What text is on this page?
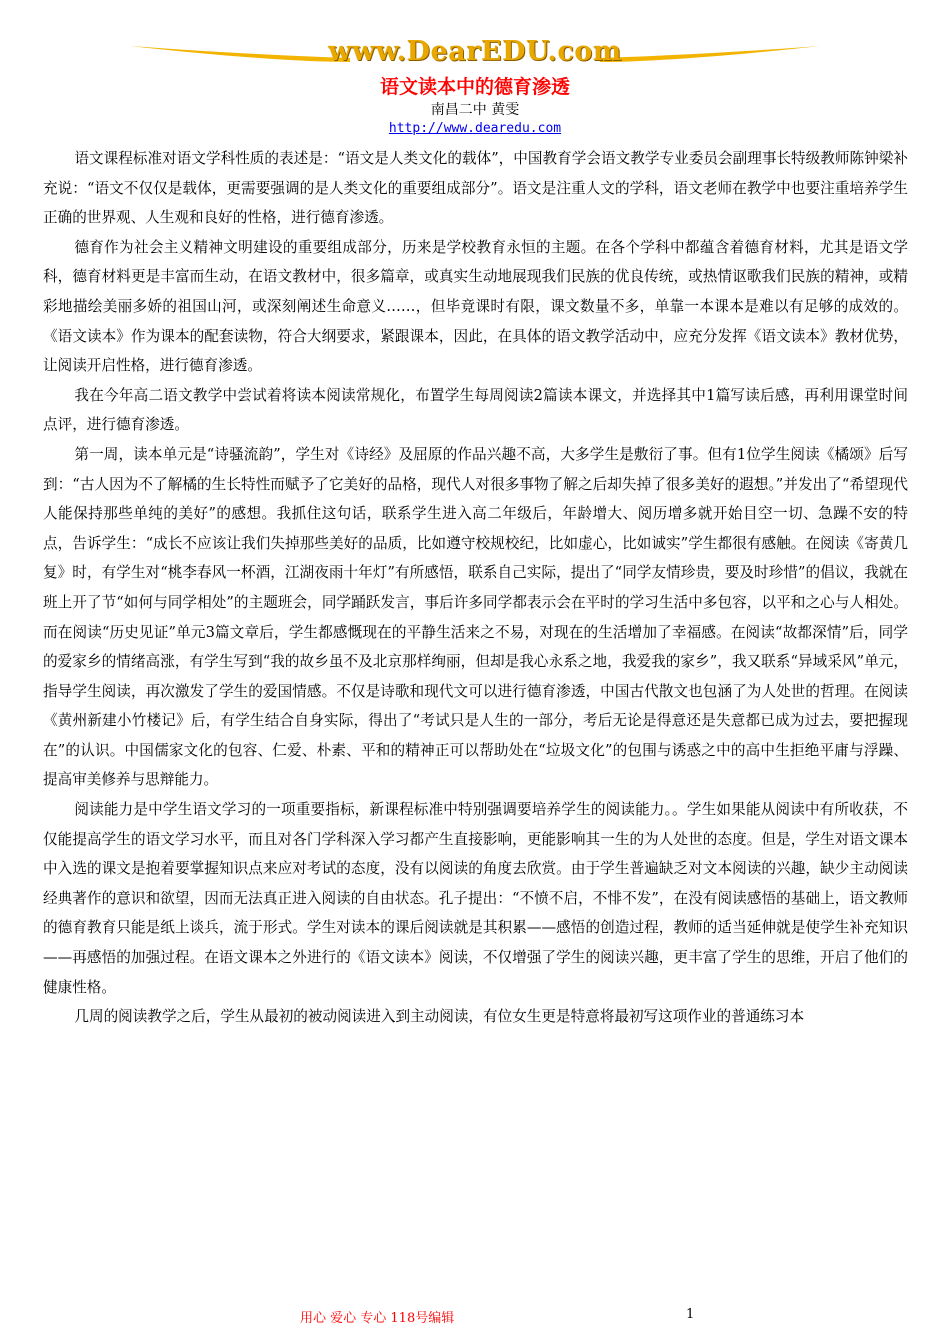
www.DearEDU.com
语文读本中的德育渗透
南昌二中 黄雯
http://www.dearedu.com

语文课程标准对语文学科性质的表述是：“语文是人类文化的载体”，中国教育学会语文教学专业委员会副理事长特级教师陈钟梁补充说：“语文不仅仅是载体，更需要强调的是人类文化的重要组成部分”。语文是注重人文的学科，语文老师在教学中也要注重培养学生正确的世界观、人生观和良好的性格，进行德育渗透。

德育作为社会主义精神文明建设的重要组成部分，历来是学校教育永恒的主题。在各个学科中都蕴含着德育材料，尤其是语文学科，德育材料更是丰富而生动，在语文教材中，很多篇章，或真实生动地展现我们民族的优良传统，或热情讴歌我们民族的精神，或精彩地描绘美丽多娇的祖国山河，或深刻阐述生命意义……，但毕竟课时有限，课文数量不多，单靠一本课本是难以有足够的成效的。《语文读本》作为课本的配套读物，符合大纲要求，紧跟课本，因此，在具体的语文教学活动中，应充分发挥《语文读本》教材优势，让阅读开启性格，进行德育渗透。

我在今年高二语文教学中尝试着将读本阅读常规化，布置学生每周阅读2篇读本课文，并选择其中1篇写读后感，再利用课堂时间点评，进行德育渗透。

第一周，读本单元是“诗骚流韵”，学生对《诗经》及屈原的作品兴趣不高，大多学生是敷衍了事。但有1位学生阅读《橘颂》后写到：“古人因为不了解橘的生长特性而赋予了它美好的品格，现代人对很多事物了解之后却失掉了很多美好的遐想。”并发出了“希望现代人能保持那些单纯的美好”的感想。我抓住这句话，联系学生进入高二年级后，年龄增大、阅历增多就开始目空一切、急躁不安的特点，告诉学生：“成长不应该让我们失掉那些美好的品质，比如遵守校规校纪，比如虚心，比如诚实”学生都很有感触。在阅读《寄黄几复》时，有学生对“桃李春风一杯酒，江湖夜雨十年灯”有所感悟，联系自己实际，提出了“同学友情珍贵，要及时珍惜”的倡议，我就在班上开了节“如何与同学相处”的主题班会，同学踊跃发言，事后许多同学都表示会在平时的学习生活中多包容，以平和之心与人相处。而在阅读“历史见证”单元3篇文章后，学生都感慨现在的平静生活来之不易，对现在的生活增加了幸福感。在阅读“故都深情”后，同学的爱家乡的情绪高涨，有学生写到“我的故乡虽不及北京那样绚丽，但却是我心永系之地，我爱我的家乡”，我又联系“异域采风”单元，指导学生阅读，再次激发了学生的爱国情感。不仅是诗歌和现代文可以进行德育渗透，中国古代散文也包涵了为人处世的哲理。在阅读《黄州新建小竹楼记》后，有学生结合自身实际，得出了“考试只是人生的一部分，考后无论是得意还是失意都已成为过去，要把握现在”的认识。中国儒家文化的包容、仁爱、朴素、平和的精神正可以帮助处在“垃圾文化”的包围与诱惑之中的高中生拒绝平庸与浮躁、提高审美修养与思辩能力。

阅读能力是中学生语文学习的一项重要指标，新课程标准中特别强调要培养学生的阅读能力。。学生如果能从阅读中有所收获，不仅能提高学生的语文学习水平，而且对各门学科深入学习都产生直接影响，更能影响其一生的为人处世的态度。但是，学生对语文课本中入选的课文是抱着要掌握知识点来应对考试的态度，没有以阅读的角度去欣赏。由于学生普遍缺乏对文本阅读的兴趣，缺少主动阅读经典著作的意识和欲望，因而无法真正进入阅读的自由状态。孔子提出：“不愤不启，不悱不发”，在没有阅读感悟的基础上，语文教师的德育教育只能是纸上谈兵，流于形式。学生对读本的课后阅读就是其积累——感悟的创造过程，教师的适当延伸就是使学生补充知识——再感悟的加强过程。在语文课本之外进行的《语文读本》阅读，不仅增强了学生的阅读兴趣，更丰富了学生的思维，开启了他们的健康性格。

几周的阅读教学之后，学生从最初的被动阅读进入到主动阅读，有位女生更是特意将最初写这项作业的普通练习本

用心 爱心 专心 118号编辑	1
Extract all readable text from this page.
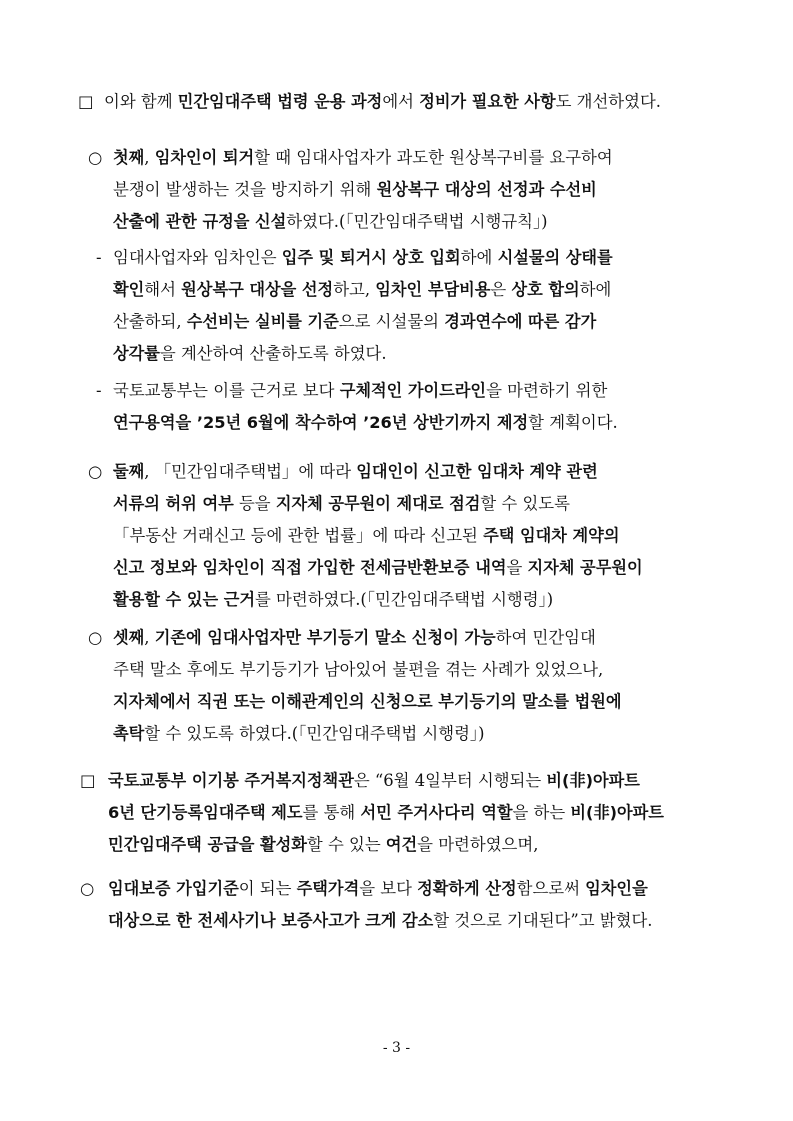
□ 이와 함께 민간임대주택 법령 운용 과정에서 정비가 필요한 사항도 개선하였다.
○ 첫째, 임차인이 퇴거할 때 임대사업자가 과도한 원상복구비를 요구하여
분쟁이 발생하는 것을 방지하기 위해 원상복구 대상의 선정과 수선비
산출에 관한 규정을 신설하였다.(「민간임대주택법 시행규칙」)
- 임대사업자와 임차인은 입주 및 퇴거시 상호 입회하에 시설물의 상태를
확인해서 원상복구 대상을 선정하고, 임차인 부담비용은 상호 합의하에
산출하되, 수선비는 실비를 기준으로 시설물의 경과연수에 따른 감가
상각률을 계산하여 산출하도록 하였다.
- 국토교통부는 이를 근거로 보다 구체적인 가이드라인을 마련하기 위한
연구용역을 ’25년 6월에 착수하여 ’26년 상반기까지 제정할 계획이다.
○ 둘째, 「민간임대주택법」에 따라 임대인이 신고한 임대차 계약 관련
서류의 허위 여부 등을 지자체 공무원이 제대로 점검할 수 있도록
「부동산 거래신고 등에 관한 법률」에 따라 신고된 주택 임대차 계약의
신고 정보와 임차인이 직접 가입한 전세금반환보증 내역을 지자체 공무원이
활용할 수 있는 근거를 마련하였다.(「민간임대주택법 시행령」)
○ 셋째, 기존에 임대사업자만 부기등기 말소 신청이 가능하여 민간임대
주택 말소 후에도 부기등기가 남아있어 불편을 겪는 사례가 있었으나,
지자체에서 직권 또는 이해관계인의 신청으로 부기등기의 말소를 법원에
촉탁할 수 있도록 하였다.(「민간임대주택법 시행령」)
□ 국토교통부 이기봉 주거복지정책관은 “6월 4일부터 시행되는 비(非)아파트
6년 단기등록임대주택 제도를 통해 서민 주거사다리 역할을 하는 비(非)아파트
민간임대주택 공급을 활성화할 수 있는 여건을 마련하였으며,
○ 임대보증 가입기준이 되는 주택가격을 보다 정확하게 산정함으로써 임차인을
대상으로 한 전세사기나 보증사고가 크게 감소할 것으로 기대된다”고 밝혔다.
- 3 -
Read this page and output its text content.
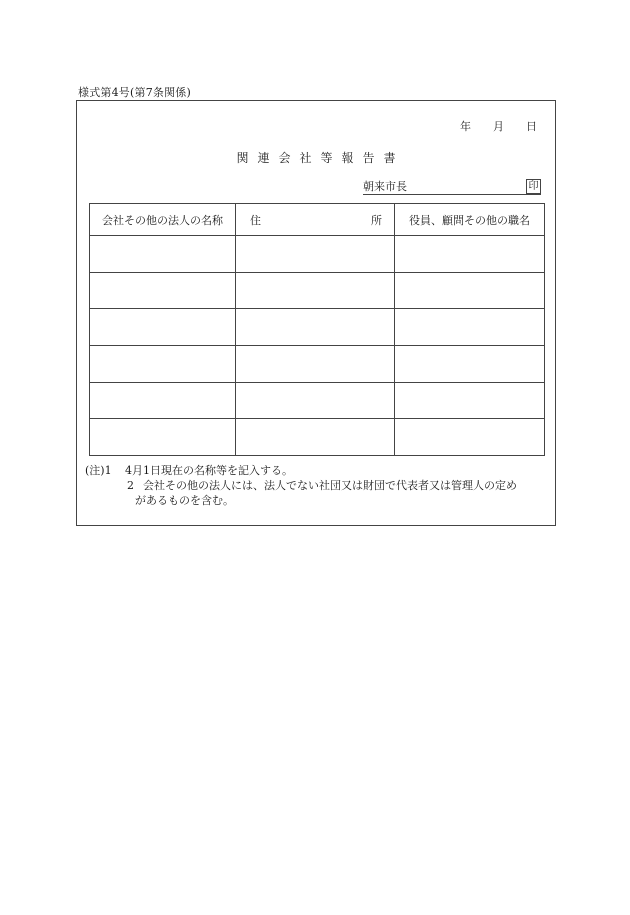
様式第4号(第7条関係)
年 月 日
関連会社等報告書
朝来市長	印
会社その他の法人の名称	住 所	役員、顧問その他の職名

(注)1	4月1日現在の名称等を記入する。
2 会社その他の法人には、法人でない社団又は財団で代表者又は管理人の定め
があるものを含む。
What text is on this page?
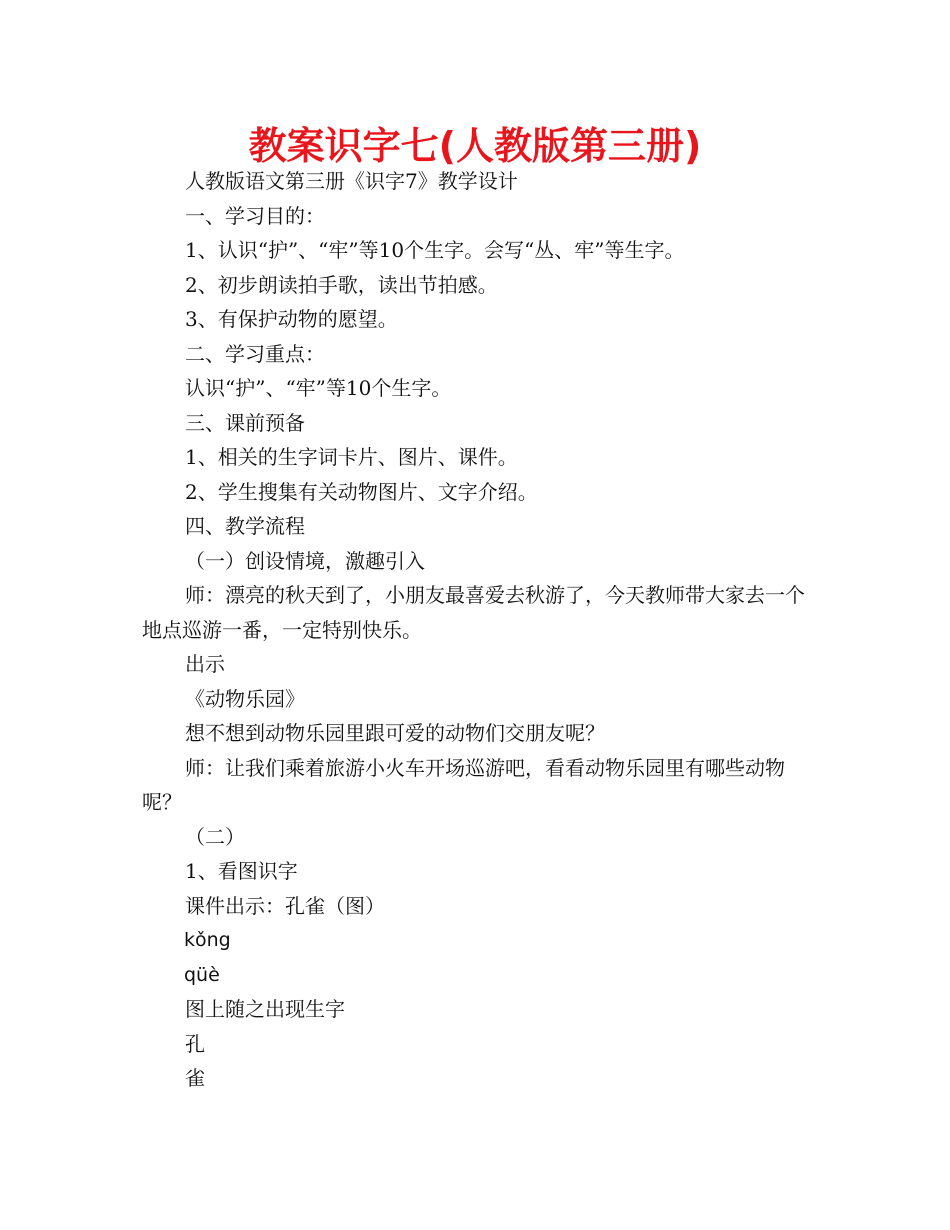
教案识字七(人教版第三册)

人教版语文第三册《识字7》教学设计

一、学习目的：

1、认识“护”、“牢”等10个生字。会写“丛、牢”等生字。

2、初步朗读拍手歌，读出节拍感。

3、有保护动物的愿望。

二、学习重点：

认识“护”、“牢”等10个生字。

三、课前预备

1、相关的生字词卡片、图片、课件。

2、学生搜集有关动物图片、文字介绍。

四、教学流程

（一）创设情境，激趣引入

师：漂亮的秋天到了，小朋友最喜爱去秋游了，今天教师带大家去一个地点巡游一番，一定特别快乐。

出示

《动物乐园》

想不想到动物乐园里跟可爱的动物们交朋友呢？

师：让我们乘着旅游小火车开场巡游吧，看看动物乐园里有哪些动物呢？

（二）

1、看图识字

课件出示：孔雀（图）

kǒng

qüè

图上随之出现生字

孔

雀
- - - - -
Challenge:
Can you restate all the records above word for word while dropping the pictures?

Answer:
What text is on this page?
www.DearEDU.com
语文读本中的德育渗透
南昌二中 黄雯
http://www.dearedu.com

语文课程标准对语文学科性质的表述是：“语文是人类文化的载体”，中国教育学会语文教学专业委员会副理事长特级教师陈钟梁补充说：“语文不仅仅是载体，更需要强调的是人类文化的重要组成部分”。语文是注重人文的学科，语文老师在教学中也要注重培养学生正确的世界观、人生观和良好的性格，进行德育渗透。

德育作为社会主义精神文明建设的重要组成部分，历来是学校教育永恒的主题。在各个学科中都蕴含着德育材料，尤其是语文学科，德育材料更是丰富而生动，在语文教材中，很多篇章，或真实生动地展现我们民族的优良传统，或热情讴歌我们民族的精神，或精彩地描绘美丽多娇的祖国山河，或深刻阐述生命意义……，但毕竟课时有限，课文数量不多，单靠一本课本是难以有足够的成效的。《语文读本》作为课本的配套读物，符合大纲要求，紧跟课本，因此，在具体的语文教学活动中，应充分发挥《语文读本》教材优势，让阅读开启性格，进行德育渗透。

我在今年高二语文教学中尝试着将读本阅读常规化，布置学生每周阅读2篇读本课文，并选择其中1篇写读后感，再利用课堂时间点评，进行德育渗透。

第一周，读本单元是“诗骚流韵”，学生对《诗经》及屈原的作品兴趣不高，大多学生是敷衍了事。但有1位学生阅读《橘颂》后写到：“古人因为不了解橘的生长特性而赋予了它美好的品格，现代人对很多事物了解之后却失掉了很多美好的遐想。”并发出了“希望现代人能保持那些单纯的美好”的感想。我抓住这句话，联系学生进入高二年级后，年龄增大、阅历增多就开始目空一切、急躁不安的特点，告诉学生：“成长不应该让我们失掉那些美好的品质，比如遵守校规校纪，比如虚心，比如诚实”学生都很有感触。在阅读《寄黄几复》时，有学生对“桃李春风一杯酒，江湖夜雨十年灯”有所感悟，联系自己实际，提出了“同学友情珍贵，要及时珍惜”的倡议，我就在班上开了节“如何与同学相处”的主题班会，同学踊跃发言，事后许多同学都表示会在平时的学习生活中多包容，以平和之心与人相处。而在阅读“历史见证”单元3篇文章后，学生都感慨现在的平静生活来之不易，对现在的生活增加了幸福感。在阅读“故都深情”后，同学的爱家乡的情绪高涨，有学生写到“我的故乡虽不及北京那样绚丽，但却是我心永系之地，我爱我的家乡”，我又联系“异域采风”单元，指导学生阅读，再次激发了学生的爱国情感。不仅是诗歌和现代文可以进行德育渗透，中国古代散文也包涵了为人处世的哲理。在阅读《黄州新建小竹楼记》后，有学生结合自身实际，得出了“考试只是人生的一部分，考后无论是得意还是失意都已成为过去，要把握现在”的认识。中国儒家文化的包容、仁爱、朴素、平和的精神正可以帮助处在“垃圾文化”的包围与诱惑之中的高中生拒绝平庸与浮躁、提高审美修养与思辩能力。

阅读能力是中学生语文学习的一项重要指标，新课程标准中特别强调要培养学生的阅读能力。。学生如果能从阅读中有所收获，不仅能提高学生的语文学习水平，而且对各门学科深入学习都产生直接影响，更能影响其一生的为人处世的态度。但是，学生对语文课本中入选的课文是抱着要掌握知识点来应对考试的态度，没有以阅读的角度去欣赏。由于学生普遍缺乏对文本阅读的兴趣，缺少主动阅读经典著作的意识和欲望，因而无法真正进入阅读的自由状态。孔子提出：“不愤不启，不悱不发”，在没有阅读感悟的基础上，语文教师的德育教育只能是纸上谈兵，流于形式。学生对读本的课后阅读就是其积累——感悟的创造过程，教师的适当延伸就是使学生补充知识——再感悟的加强过程。在语文课本之外进行的《语文读本》阅读，不仅增强了学生的阅读兴趣，更丰富了学生的思维，开启了他们的健康性格。

几周的阅读教学之后，学生从最初的被动阅读进入到主动阅读，有位女生更是特意将最初写这项作业的普通练习本

用心 爱心 专心 118号编辑	1
Extract all readable text from this page.
□ 이와 함께 민간임대주택 법령 운용 과정에서 정비가 필요한 사항도 개선하였다.
○ 첫째, 임차인이 퇴거할 때 임대사업자가 과도한 원상복구비를 요구하여
분쟁이 발생하는 것을 방지하기 위해 원상복구 대상의 선정과 수선비
산출에 관한 규정을 신설하였다.(「민간임대주택법 시행규칙」)
- 임대사업자와 임차인은 입주 및 퇴거시 상호 입회하에 시설물의 상태를
확인해서 원상복구 대상을 선정하고, 임차인 부담비용은 상호 합의하에
산출하되, 수선비는 실비를 기준으로 시설물의 경과연수에 따른 감가
상각률을 계산하여 산출하도록 하였다.
- 국토교통부는 이를 근거로 보다 구체적인 가이드라인을 마련하기 위한
연구용역을 ’25년 6월에 착수하여 ’26년 상반기까지 제정할 계획이다.
○ 둘째, 「민간임대주택법」에 따라 임대인이 신고한 임대차 계약 관련
서류의 허위 여부 등을 지자체 공무원이 제대로 점검할 수 있도록
「부동산 거래신고 등에 관한 법률」에 따라 신고된 주택 임대차 계약의
신고 정보와 임차인이 직접 가입한 전세금반환보증 내역을 지자체 공무원이
활용할 수 있는 근거를 마련하였다.(「민간임대주택법 시행령」)
○ 셋째, 기존에 임대사업자만 부기등기 말소 신청이 가능하여 민간임대
주택 말소 후에도 부기등기가 남아있어 불편을 겪는 사례가 있었으나,
지자체에서 직권 또는 이해관계인의 신청으로 부기등기의 말소를 법원에
촉탁할 수 있도록 하였다.(「민간임대주택법 시행령」)
□ 국토교통부 이기봉 주거복지정책관은 “6월 4일부터 시행되는 비(非)아파트
6년 단기등록임대주택 제도를 통해 서민 주거사다리 역할을 하는 비(非)아파트
민간임대주택 공급을 활성화할 수 있는 여건을 마련하였으며,
○ 임대보증 가입기준이 되는 주택가격을 보다 정확하게 산정함으로써 임차인을
대상으로 한 전세사기나 보증사고가 크게 감소할 것으로 기대된다”고 밝혔다.
- 3 -
Read this page and output its text content.
様式第4号(第7条関係)
年 月 日
関連会社等報告書
朝来市長	印
会社その他の法人の名称	住 所	役員、顧問その他の職名

(注)1	4月1日現在の名称等を記入する。
2 会社その他の法人には、法人でない社団又は財団で代表者又は管理人の定め
があるものを含む。
What text is on this page?
教案识字七(人教版第三册)

人教版语文第三册《识字7》教学设计

一、学习目的：

1、认识“护”、“牢”等10个生字。会写“丛、牢”等生字。

2、初步朗读拍手歌，读出节拍感。

3、有保护动物的愿望。

二、学习重点：

认识“护”、“牢”等10个生字。

三、课前预备

1、相关的生字词卡片、图片、课件。

2、学生搜集有关动物图片、文字介绍。

四、教学流程

（一）创设情境，激趣引入

师：漂亮的秋天到了，小朋友最喜爱去秋游了，今天教师带大家去一个地点巡游一番，一定特别快乐。

出示

《动物乐园》

想不想到动物乐园里跟可爱的动物们交朋友呢？

师：让我们乘着旅游小火车开场巡游吧，看看动物乐园里有哪些动物呢？

（二）

1、看图识字

课件出示：孔雀（图）

kǒng

qüè

图上随之出现生字

孔

雀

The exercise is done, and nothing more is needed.